**STATED PROBLEM:**
Copy out the records in full, word for word, without pictures.
* start SUPPLIED RECORDS *
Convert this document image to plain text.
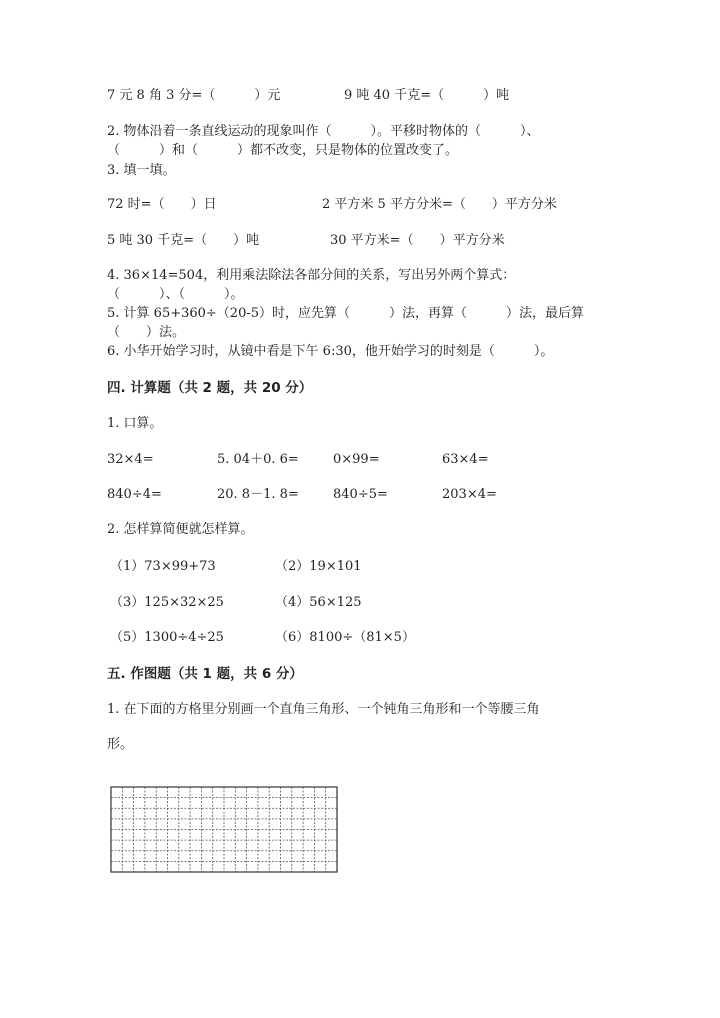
7 元 8 角 3 分=（　　　）元	9 吨 40 千克=（　　　）吨
2. 物体沿着一条直线运动的现象叫作（　　　）。平移时物体的（　　　）、
（　　　）和（　　　）都不改变，只是物体的位置改变了。
3. 填一填。
72 时=（　　）日	2 平方米 5 平方分米=（　　）平方分米
5 吨 30 千克=（　　）吨	30 平方米=（　　）平方分米
4. 36×14=504，利用乘法除法各部分间的关系，写出另外两个算式：
（　　　）、（　　　）。
5. 计算 65+360÷（20-5）时，应先算（　　　）法，再算（　　　）法，最后算
（　　）法。
6. 小华开始学习时，从镜中看是下午 6:30，他开始学习的时刻是（　　　）。
四. 计算题（共 2 题，共 20 分）
1. 口算。
32×4=	5. 04＋0. 6=	0×99=	63×4=
840÷4=	20. 8－1. 8=	840÷5=	203×4=
2. 怎样算简便就怎样算。
（1）73×99+73	（2）19×101
（3）125×32×25	（4）56×125
（5）1300÷4÷25	（6）8100÷（81×5）
五. 作图题（共 1 题，共 6 分）
1. 在下面的方格里分别画一个直角三角形、一个钝角三角形和一个等腰三角
形。
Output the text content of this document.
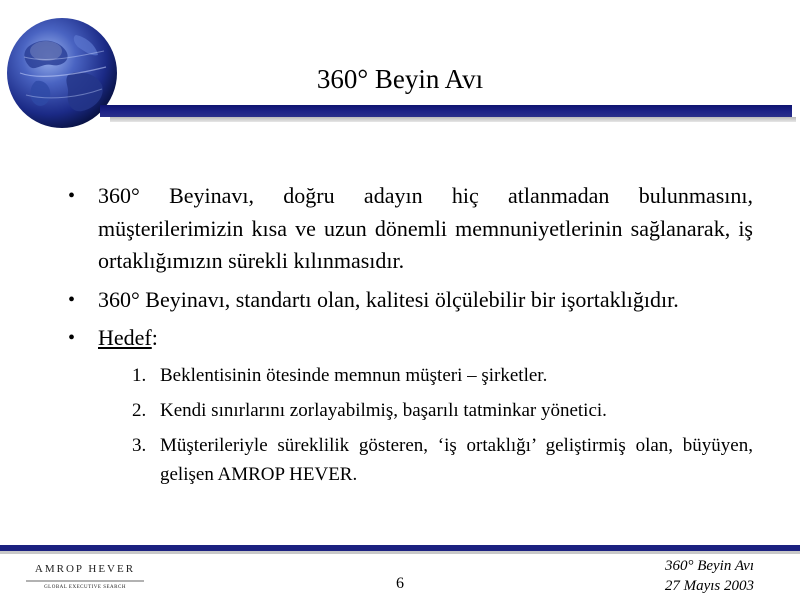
360° Beyin Avı
• 360° Beyinavı, doğru adayın hiç atlanmadan bulunmasını, müşterilerimizin kısa ve uzun dönemli memnuniyetlerinin sağlanarak, iş ortaklığımızın sürekli kılınmasıdır.
• 360° Beyinavı, standartı olan, kalitesi ölçülebilir bir işortaklığıdır.
• Hedef:
1. Beklentisinin ötesinde memnun müşteri – şirketler.
2. Kendi sınırlarını zorlayabilmiş, başarılı tatminkar yönetici.
3. Müşterileriyle süreklilik gösteren, ‘iş ortaklığı’ geliştirmiş olan, büyüyen, gelişen AMROP HEVER.
AMROP HEVER
GLOBAL EXECUTIVE SEARCH	6
360° Beyin Avı
27 Mayıs 2003
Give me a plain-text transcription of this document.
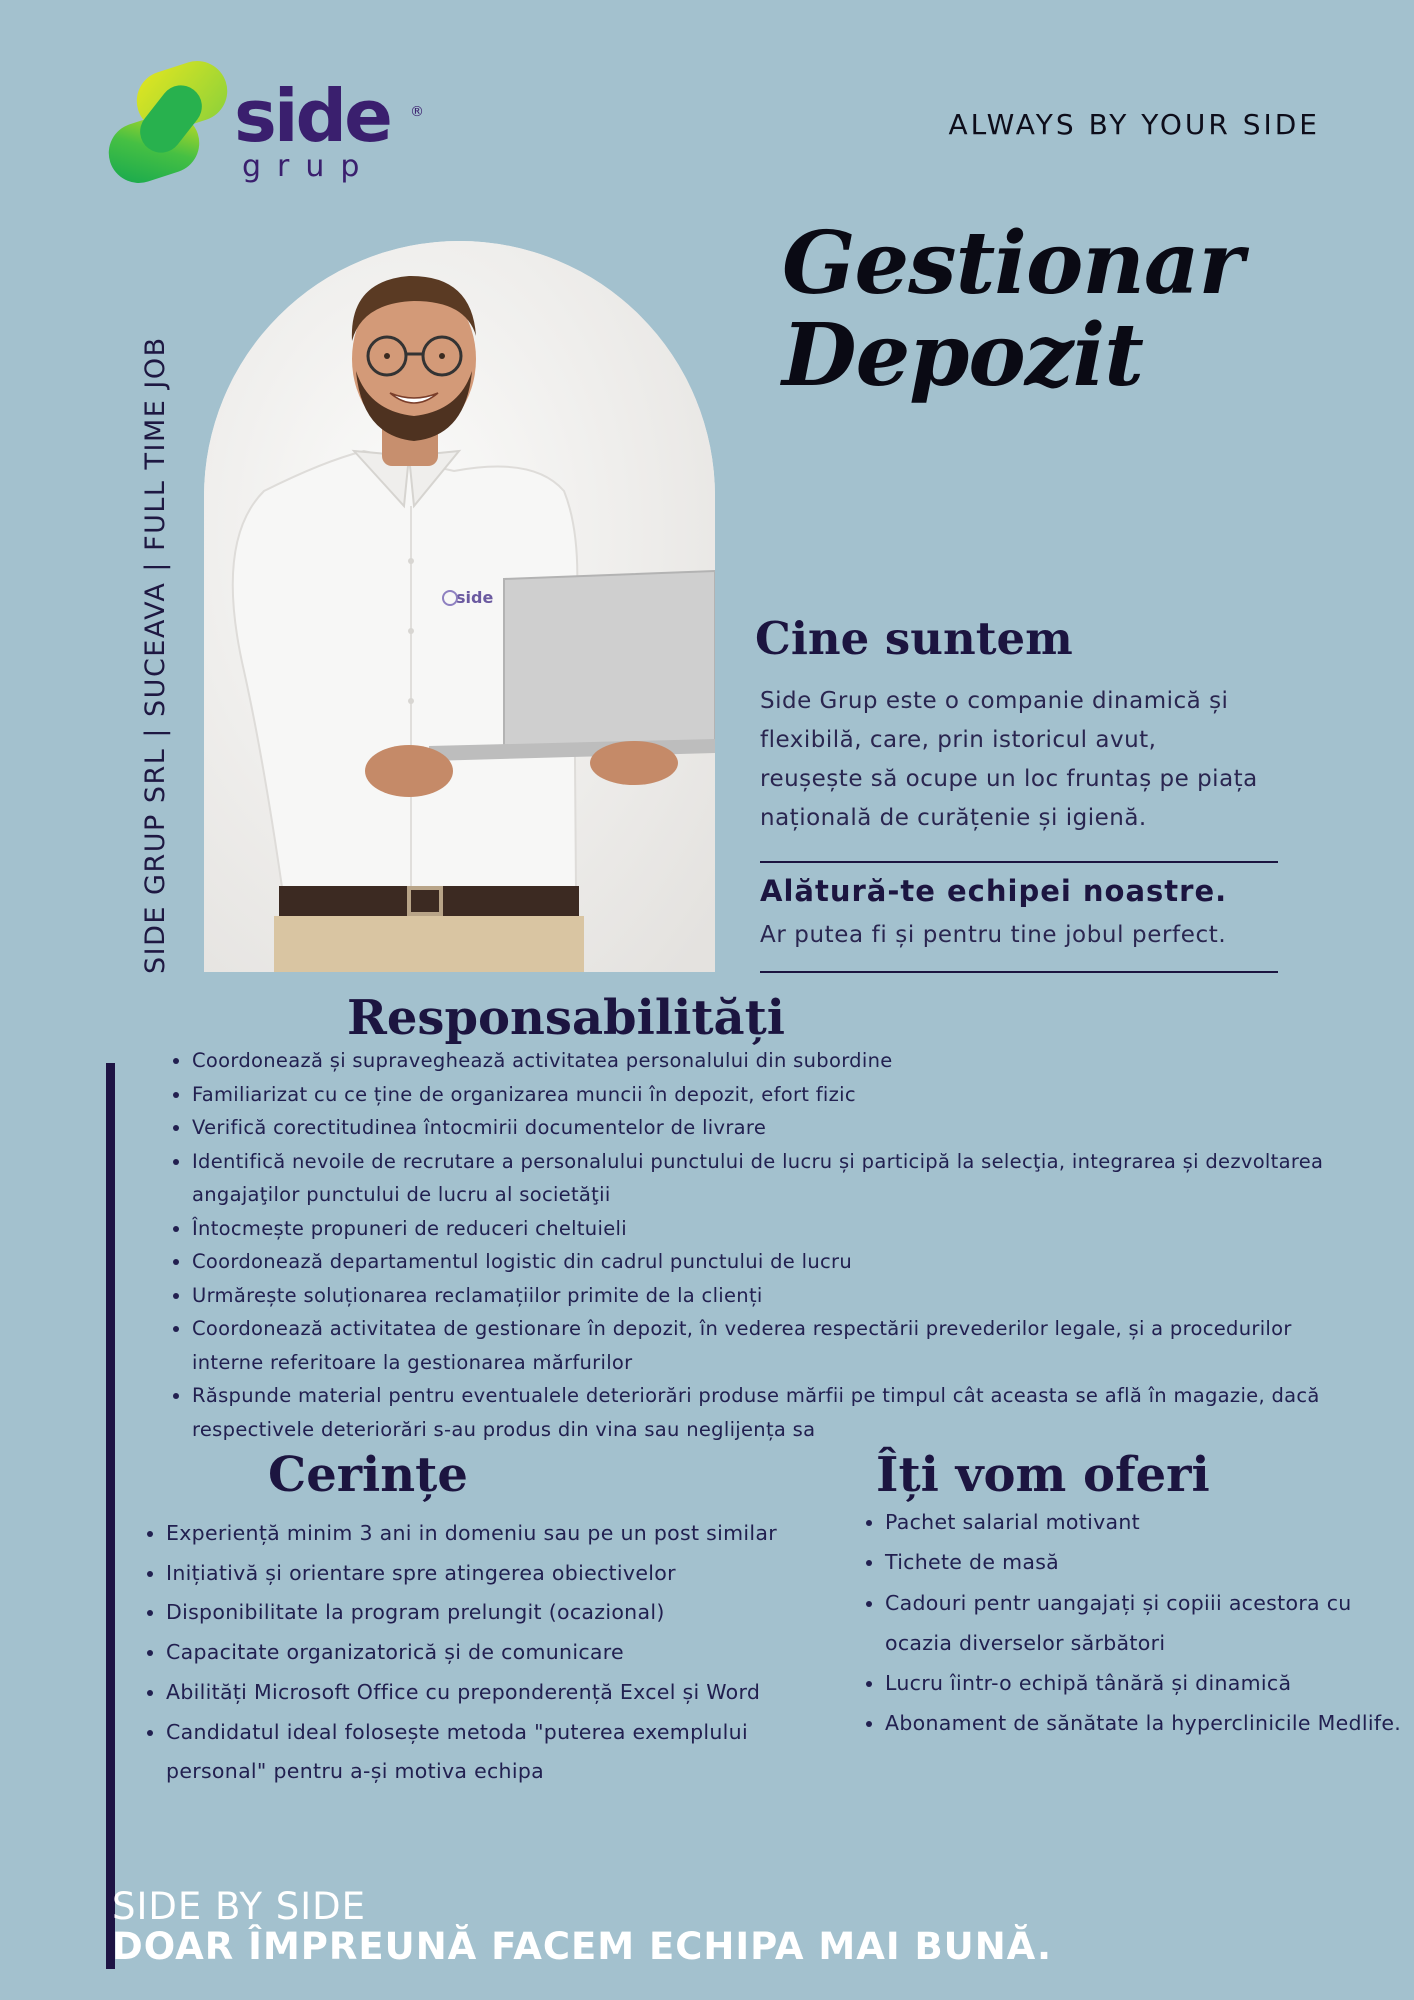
side ®
grup
ALWAYS BY YOUR SIDE
Gestionar
Depozit
SIDE GRUP SRL | SUCEAVA | FULL TIME JOB	side
Cine suntem
Side Grup este o companie dinamică și
flexibilă, care, prin istoricul avut,
reușește să ocupe un loc fruntaș pe piața
națională de curățenie și igienă.
Alătură-te echipei noastre.
Ar putea fi și pentru tine jobul perfect.
Responsabilități
• Coordonează și supraveghează activitatea personalului din subordine
• Familiarizat cu ce ține de organizarea muncii în depozit, efort fizic
• Verifică corectitudinea întocmirii documentelor de livrare
• Identifică nevoile de recrutare a personalului punctului de lucru și participă la selecţia, integrarea și dezvoltarea angajaţilor punctului de lucru al societăţii
• Întocmește propuneri de reduceri cheltuieli
• Coordonează departamentul logistic din cadrul punctului de lucru
• Urmărește soluționarea reclamațiilor primite de la clienți
• Coordonează activitatea de gestionare în depozit, în vederea respectării prevederilor legale, și a procedurilor interne referitoare la gestionarea mărfurilor
• Răspunde material pentru eventualele deteriorări produse mărfii pe timpul cât aceasta se află în magazie, dacă respectivele deteriorări s-au produs din vina sau neglijența sa
Cerințe
• Experiență minim 3 ani in domeniu sau pe un post similar
• Inițiativă și orientare spre atingerea obiectivelor
• Disponibilitate la program prelungit (ocazional)
• Capacitate organizatorică și de comunicare
• Abilități Microsoft Office cu preponderență Excel și Word
• Candidatul ideal folosește metoda "puterea exemplului personal" pentru a-și motiva echipa
Îți vom oferi
• Pachet salarial motivant
• Tichete de masă
• Cadouri pentr uangajați și copiii acestora cu ocazia diverselor sărbători
• Lucru îintr-o echipă tânără și dinamică
• Abonament de sănătate la hyperclinicile Medlife.
SIDE BY SIDE
DOAR ÎMPREUNĂ FACEM ECHIPA MAI BUNĂ.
* end SUPPLIED RECORDS *
**RESPONSE FOR THIS EXERCISE:**
Convert this document image to plain text.
7 元 8 角 3 分=（　　　）元	9 吨 40 千克=（　　　）吨
2. 物体沿着一条直线运动的现象叫作（　　　）。平移时物体的（　　　）、
（　　　）和（　　　）都不改变，只是物体的位置改变了。
3. 填一填。
72 时=（　　）日	2 平方米 5 平方分米=（　　）平方分米
5 吨 30 千克=（　　）吨	30 平方米=（　　）平方分米
4. 36×14=504，利用乘法除法各部分间的关系，写出另外两个算式：
（　　　）、（　　　）。
5. 计算 65+360÷（20-5）时，应先算（　　　）法，再算（　　　）法，最后算
（　　）法。
6. 小华开始学习时，从镜中看是下午 6:30，他开始学习的时刻是（　　　）。
四. 计算题（共 2 题，共 20 分）
1. 口算。
32×4=	5. 04＋0. 6=	0×99=	63×4=
840÷4=	20. 8－1. 8=	840÷5=	203×4=
2. 怎样算简便就怎样算。
（1）73×99+73	（2）19×101
（3）125×32×25	（4）56×125
（5）1300÷4÷25	（6）8100÷（81×5）
五. 作图题（共 1 题，共 6 分）
1. 在下面的方格里分别画一个直角三角形、一个钝角三角形和一个等腰三角
形。
Output the text content of this document.
360° Beyin Avı
• 360° Beyinavı, doğru adayın hiç atlanmadan bulunmasını, müşterilerimizin kısa ve uzun dönemli memnuniyetlerinin sağlanarak, iş ortaklığımızın sürekli kılınmasıdır.
• 360° Beyinavı, standartı olan, kalitesi ölçülebilir bir işortaklığıdır.
• Hedef:
1. Beklentisinin ötesinde memnun müşteri – şirketler.
2. Kendi sınırlarını zorlayabilmiş, başarılı tatminkar yönetici.
3. Müşterileriyle süreklilik gösteren, ‘iş ortaklığı’ geliştirmiş olan, büyüyen, gelişen AMROP HEVER.
AMROP HEVER
GLOBAL EXECUTIVE SEARCH	6
360° Beyin Avı
27 Mayıs 2003
Give me a plain-text transcription of this document.
side ®
grup
ALWAYS BY YOUR SIDE
Gestionar
Depozit
SIDE GRUP SRL | SUCEAVA | FULL TIME JOB	side
Cine suntem
Side Grup este o companie dinamică și
flexibilă, care, prin istoricul avut,
reușește să ocupe un loc fruntaș pe piața
națională de curățenie și igienă.
Alătură-te echipei noastre.
Ar putea fi și pentru tine jobul perfect.
Responsabilități
• Coordonează și supraveghează activitatea personalului din subordine
• Familiarizat cu ce ține de organizarea muncii în depozit, efort fizic
• Verifică corectitudinea întocmirii documentelor de livrare
• Identifică nevoile de recrutare a personalului punctului de lucru și participă la selecţia, integrarea și dezvoltarea angajaţilor punctului de lucru al societăţii
• Întocmește propuneri de reduceri cheltuieli
• Coordonează departamentul logistic din cadrul punctului de lucru
• Urmărește soluționarea reclamațiilor primite de la clienți
• Coordonează activitatea de gestionare în depozit, în vederea respectării prevederilor legale, și a procedurilor interne referitoare la gestionarea mărfurilor
• Răspunde material pentru eventualele deteriorări produse mărfii pe timpul cât aceasta se află în magazie, dacă respectivele deteriorări s-au produs din vina sau neglijența sa
Cerințe
• Experiență minim 3 ani in domeniu sau pe un post similar
• Inițiativă și orientare spre atingerea obiectivelor
• Disponibilitate la program prelungit (ocazional)
• Capacitate organizatorică și de comunicare
• Abilități Microsoft Office cu preponderență Excel și Word
• Candidatul ideal folosește metoda "puterea exemplului personal" pentru a-și motiva echipa
Îți vom oferi
• Pachet salarial motivant
• Tichete de masă
• Cadouri pentr uangajați și copiii acestora cu ocazia diverselor sărbători
• Lucru îintr-o echipă tânără și dinamică
• Abonament de sănătate la hyperclinicile Medlife.
SIDE BY SIDE
DOAR ÎMPREUNĂ FACEM ECHIPA MAI BUNĂ.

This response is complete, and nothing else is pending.